─── Source records ───

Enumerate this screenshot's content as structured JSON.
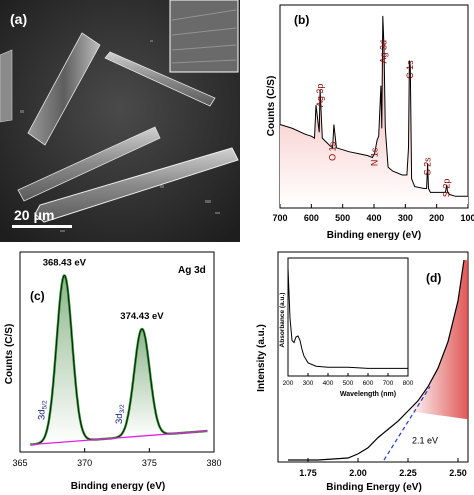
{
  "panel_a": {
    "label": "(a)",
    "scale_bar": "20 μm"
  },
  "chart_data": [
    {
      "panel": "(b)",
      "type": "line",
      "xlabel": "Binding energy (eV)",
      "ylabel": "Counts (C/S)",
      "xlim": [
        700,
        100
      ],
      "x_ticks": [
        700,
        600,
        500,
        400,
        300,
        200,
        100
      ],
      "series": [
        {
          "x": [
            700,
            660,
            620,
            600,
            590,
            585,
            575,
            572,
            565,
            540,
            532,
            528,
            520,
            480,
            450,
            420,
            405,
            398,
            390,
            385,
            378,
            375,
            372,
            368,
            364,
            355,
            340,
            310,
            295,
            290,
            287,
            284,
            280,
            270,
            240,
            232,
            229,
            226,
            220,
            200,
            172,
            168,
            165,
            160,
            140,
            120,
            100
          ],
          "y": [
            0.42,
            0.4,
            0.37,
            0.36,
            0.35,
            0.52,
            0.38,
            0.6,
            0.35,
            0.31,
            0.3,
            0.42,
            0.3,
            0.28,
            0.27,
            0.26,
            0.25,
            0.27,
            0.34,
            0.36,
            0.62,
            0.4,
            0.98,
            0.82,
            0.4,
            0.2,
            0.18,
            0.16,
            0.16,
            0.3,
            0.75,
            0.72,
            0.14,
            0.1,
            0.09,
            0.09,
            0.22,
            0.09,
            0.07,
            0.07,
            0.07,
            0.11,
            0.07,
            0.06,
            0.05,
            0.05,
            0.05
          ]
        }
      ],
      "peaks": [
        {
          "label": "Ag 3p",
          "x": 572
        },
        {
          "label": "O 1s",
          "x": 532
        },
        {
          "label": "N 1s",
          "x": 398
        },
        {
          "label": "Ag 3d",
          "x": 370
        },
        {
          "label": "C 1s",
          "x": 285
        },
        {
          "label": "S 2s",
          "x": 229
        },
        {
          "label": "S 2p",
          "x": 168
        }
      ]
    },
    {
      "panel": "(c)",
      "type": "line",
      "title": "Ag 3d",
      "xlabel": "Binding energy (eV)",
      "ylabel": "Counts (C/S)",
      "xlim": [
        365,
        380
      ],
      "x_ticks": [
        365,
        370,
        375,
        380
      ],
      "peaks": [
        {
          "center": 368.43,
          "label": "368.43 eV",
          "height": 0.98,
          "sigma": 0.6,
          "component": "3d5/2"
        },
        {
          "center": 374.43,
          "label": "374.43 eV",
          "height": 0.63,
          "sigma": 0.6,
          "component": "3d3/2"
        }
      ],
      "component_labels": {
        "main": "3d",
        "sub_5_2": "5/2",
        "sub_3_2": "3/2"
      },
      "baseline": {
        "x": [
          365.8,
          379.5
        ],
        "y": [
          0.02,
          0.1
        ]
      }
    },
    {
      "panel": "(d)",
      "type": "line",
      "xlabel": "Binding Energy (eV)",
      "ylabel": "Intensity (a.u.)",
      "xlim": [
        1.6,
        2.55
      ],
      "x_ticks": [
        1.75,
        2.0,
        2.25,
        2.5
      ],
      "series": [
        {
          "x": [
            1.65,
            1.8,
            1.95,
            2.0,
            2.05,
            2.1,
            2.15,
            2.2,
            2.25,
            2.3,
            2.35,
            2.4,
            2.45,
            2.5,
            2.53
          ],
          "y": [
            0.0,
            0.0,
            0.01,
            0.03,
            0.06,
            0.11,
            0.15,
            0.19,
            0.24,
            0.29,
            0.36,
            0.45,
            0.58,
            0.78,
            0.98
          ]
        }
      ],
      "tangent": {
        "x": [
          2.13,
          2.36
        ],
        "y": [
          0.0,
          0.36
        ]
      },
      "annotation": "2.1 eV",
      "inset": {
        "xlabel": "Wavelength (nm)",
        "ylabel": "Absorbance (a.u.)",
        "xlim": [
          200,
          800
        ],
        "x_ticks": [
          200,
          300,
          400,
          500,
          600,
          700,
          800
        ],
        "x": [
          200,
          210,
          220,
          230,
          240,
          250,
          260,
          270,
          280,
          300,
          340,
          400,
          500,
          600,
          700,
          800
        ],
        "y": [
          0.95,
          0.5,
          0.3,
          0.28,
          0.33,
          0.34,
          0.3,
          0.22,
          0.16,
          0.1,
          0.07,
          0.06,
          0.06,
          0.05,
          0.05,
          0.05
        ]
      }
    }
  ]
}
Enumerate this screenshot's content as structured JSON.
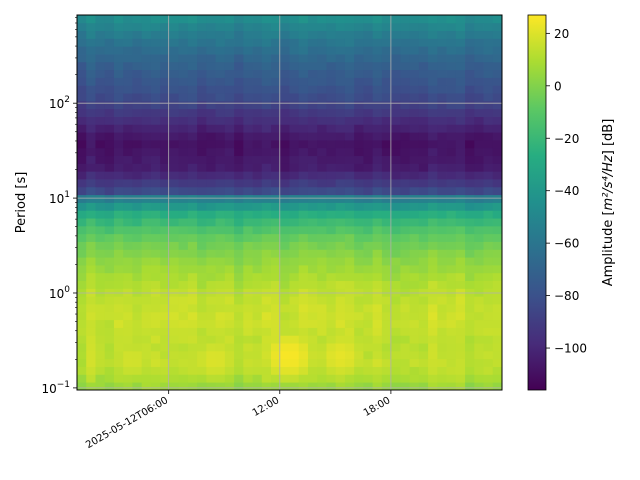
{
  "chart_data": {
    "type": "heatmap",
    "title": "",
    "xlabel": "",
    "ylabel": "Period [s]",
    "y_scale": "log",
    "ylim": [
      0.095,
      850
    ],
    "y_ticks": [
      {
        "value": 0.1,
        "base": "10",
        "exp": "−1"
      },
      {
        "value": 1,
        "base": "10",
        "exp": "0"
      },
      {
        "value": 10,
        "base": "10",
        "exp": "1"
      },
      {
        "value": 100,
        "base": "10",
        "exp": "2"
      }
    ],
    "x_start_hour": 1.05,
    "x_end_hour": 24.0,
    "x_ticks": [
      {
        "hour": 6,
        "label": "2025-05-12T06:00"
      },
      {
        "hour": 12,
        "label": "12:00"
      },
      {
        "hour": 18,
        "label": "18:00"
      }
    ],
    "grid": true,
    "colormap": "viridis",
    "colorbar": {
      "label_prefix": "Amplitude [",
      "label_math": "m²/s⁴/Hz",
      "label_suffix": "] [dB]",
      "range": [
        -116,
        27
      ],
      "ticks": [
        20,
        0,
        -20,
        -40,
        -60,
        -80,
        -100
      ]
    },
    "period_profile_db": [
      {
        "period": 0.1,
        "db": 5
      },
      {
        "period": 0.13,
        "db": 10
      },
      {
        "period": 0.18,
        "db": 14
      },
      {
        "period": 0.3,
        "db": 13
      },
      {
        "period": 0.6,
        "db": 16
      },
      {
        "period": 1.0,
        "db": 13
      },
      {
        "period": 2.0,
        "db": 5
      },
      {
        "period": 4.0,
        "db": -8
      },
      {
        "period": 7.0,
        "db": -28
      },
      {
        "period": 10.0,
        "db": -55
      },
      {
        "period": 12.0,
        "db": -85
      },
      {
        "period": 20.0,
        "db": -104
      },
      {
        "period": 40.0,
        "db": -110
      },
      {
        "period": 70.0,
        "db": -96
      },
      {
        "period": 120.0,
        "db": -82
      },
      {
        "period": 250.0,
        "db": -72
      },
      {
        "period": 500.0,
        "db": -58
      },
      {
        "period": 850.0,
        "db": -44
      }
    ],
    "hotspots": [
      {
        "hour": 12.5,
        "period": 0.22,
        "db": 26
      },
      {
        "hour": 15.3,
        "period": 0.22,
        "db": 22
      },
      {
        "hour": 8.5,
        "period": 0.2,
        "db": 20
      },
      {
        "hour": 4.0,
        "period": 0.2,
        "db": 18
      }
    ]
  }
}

───

:: What is expected ::
Write out the listing above exactly as it stands, pictures excluded.

:: Exercise answer ::
Enumerate this screenshot's content as structured JSON.
{
  "panel_a": {
    "label": "(a)",
    "scale_bar": "20 μm"
  },
  "chart_data": [
    {
      "panel": "(b)",
      "type": "line",
      "xlabel": "Binding energy (eV)",
      "ylabel": "Counts (C/S)",
      "xlim": [
        700,
        100
      ],
      "x_ticks": [
        700,
        600,
        500,
        400,
        300,
        200,
        100
      ],
      "series": [
        {
          "x": [
            700,
            660,
            620,
            600,
            590,
            585,
            575,
            572,
            565,
            540,
            532,
            528,
            520,
            480,
            450,
            420,
            405,
            398,
            390,
            385,
            378,
            375,
            372,
            368,
            364,
            355,
            340,
            310,
            295,
            290,
            287,
            284,
            280,
            270,
            240,
            232,
            229,
            226,
            220,
            200,
            172,
            168,
            165,
            160,
            140,
            120,
            100
          ],
          "y": [
            0.42,
            0.4,
            0.37,
            0.36,
            0.35,
            0.52,
            0.38,
            0.6,
            0.35,
            0.31,
            0.3,
            0.42,
            0.3,
            0.28,
            0.27,
            0.26,
            0.25,
            0.27,
            0.34,
            0.36,
            0.62,
            0.4,
            0.98,
            0.82,
            0.4,
            0.2,
            0.18,
            0.16,
            0.16,
            0.3,
            0.75,
            0.72,
            0.14,
            0.1,
            0.09,
            0.09,
            0.22,
            0.09,
            0.07,
            0.07,
            0.07,
            0.11,
            0.07,
            0.06,
            0.05,
            0.05,
            0.05
          ]
        }
      ],
      "peaks": [
        {
          "label": "Ag 3p",
          "x": 572
        },
        {
          "label": "O 1s",
          "x": 532
        },
        {
          "label": "N 1s",
          "x": 398
        },
        {
          "label": "Ag 3d",
          "x": 370
        },
        {
          "label": "C 1s",
          "x": 285
        },
        {
          "label": "S 2s",
          "x": 229
        },
        {
          "label": "S 2p",
          "x": 168
        }
      ]
    },
    {
      "panel": "(c)",
      "type": "line",
      "title": "Ag 3d",
      "xlabel": "Binding energy (eV)",
      "ylabel": "Counts (C/S)",
      "xlim": [
        365,
        380
      ],
      "x_ticks": [
        365,
        370,
        375,
        380
      ],
      "peaks": [
        {
          "center": 368.43,
          "label": "368.43 eV",
          "height": 0.98,
          "sigma": 0.6,
          "component": "3d5/2"
        },
        {
          "center": 374.43,
          "label": "374.43 eV",
          "height": 0.63,
          "sigma": 0.6,
          "component": "3d3/2"
        }
      ],
      "component_labels": {
        "main": "3d",
        "sub_5_2": "5/2",
        "sub_3_2": "3/2"
      },
      "baseline": {
        "x": [
          365.8,
          379.5
        ],
        "y": [
          0.02,
          0.1
        ]
      }
    },
    {
      "panel": "(d)",
      "type": "line",
      "xlabel": "Binding Energy (eV)",
      "ylabel": "Intensity (a.u.)",
      "xlim": [
        1.6,
        2.55
      ],
      "x_ticks": [
        1.75,
        2.0,
        2.25,
        2.5
      ],
      "series": [
        {
          "x": [
            1.65,
            1.8,
            1.95,
            2.0,
            2.05,
            2.1,
            2.15,
            2.2,
            2.25,
            2.3,
            2.35,
            2.4,
            2.45,
            2.5,
            2.53
          ],
          "y": [
            0.0,
            0.0,
            0.01,
            0.03,
            0.06,
            0.11,
            0.15,
            0.19,
            0.24,
            0.29,
            0.36,
            0.45,
            0.58,
            0.78,
            0.98
          ]
        }
      ],
      "tangent": {
        "x": [
          2.13,
          2.36
        ],
        "y": [
          0.0,
          0.36
        ]
      },
      "annotation": "2.1 eV",
      "inset": {
        "xlabel": "Wavelength (nm)",
        "ylabel": "Absorbance (a.u.)",
        "xlim": [
          200,
          800
        ],
        "x_ticks": [
          200,
          300,
          400,
          500,
          600,
          700,
          800
        ],
        "x": [
          200,
          210,
          220,
          230,
          240,
          250,
          260,
          270,
          280,
          300,
          340,
          400,
          500,
          600,
          700,
          800
        ],
        "y": [
          0.95,
          0.5,
          0.3,
          0.28,
          0.33,
          0.34,
          0.3,
          0.22,
          0.16,
          0.1,
          0.07,
          0.06,
          0.06,
          0.05,
          0.05,
          0.05
        ]
      }
    }
  ]
}
Enumerate this screenshot's content as structured JSON.
{
  "chart_data": {
    "type": "heatmap",
    "title": "",
    "xlabel": "",
    "ylabel": "Period [s]",
    "y_scale": "log",
    "ylim": [
      0.095,
      850
    ],
    "y_ticks": [
      {
        "value": 0.1,
        "base": "10",
        "exp": "−1"
      },
      {
        "value": 1,
        "base": "10",
        "exp": "0"
      },
      {
        "value": 10,
        "base": "10",
        "exp": "1"
      },
      {
        "value": 100,
        "base": "10",
        "exp": "2"
      }
    ],
    "x_start_hour": 1.05,
    "x_end_hour": 24.0,
    "x_ticks": [
      {
        "hour": 6,
        "label": "2025-05-12T06:00"
      },
      {
        "hour": 12,
        "label": "12:00"
      },
      {
        "hour": 18,
        "label": "18:00"
      }
    ],
    "grid": true,
    "colormap": "viridis",
    "colorbar": {
      "label_prefix": "Amplitude [",
      "label_math": "m²/s⁴/Hz",
      "label_suffix": "] [dB]",
      "range": [
        -116,
        27
      ],
      "ticks": [
        20,
        0,
        -20,
        -40,
        -60,
        -80,
        -100
      ]
    },
    "period_profile_db": [
      {
        "period": 0.1,
        "db": 5
      },
      {
        "period": 0.13,
        "db": 10
      },
      {
        "period": 0.18,
        "db": 14
      },
      {
        "period": 0.3,
        "db": 13
      },
      {
        "period": 0.6,
        "db": 16
      },
      {
        "period": 1.0,
        "db": 13
      },
      {
        "period": 2.0,
        "db": 5
      },
      {
        "period": 4.0,
        "db": -8
      },
      {
        "period": 7.0,
        "db": -28
      },
      {
        "period": 10.0,
        "db": -55
      },
      {
        "period": 12.0,
        "db": -85
      },
      {
        "period": 20.0,
        "db": -104
      },
      {
        "period": 40.0,
        "db": -110
      },
      {
        "period": 70.0,
        "db": -96
      },
      {
        "period": 120.0,
        "db": -82
      },
      {
        "period": 250.0,
        "db": -72
      },
      {
        "period": 500.0,
        "db": -58
      },
      {
        "period": 850.0,
        "db": -44
      }
    ],
    "hotspots": [
      {
        "hour": 12.5,
        "period": 0.22,
        "db": 26
      },
      {
        "hour": 15.3,
        "period": 0.22,
        "db": 22
      },
      {
        "hour": 8.5,
        "period": 0.2,
        "db": 20
      },
      {
        "hour": 4.0,
        "period": 0.2,
        "db": 18
      }
    ]
  }
}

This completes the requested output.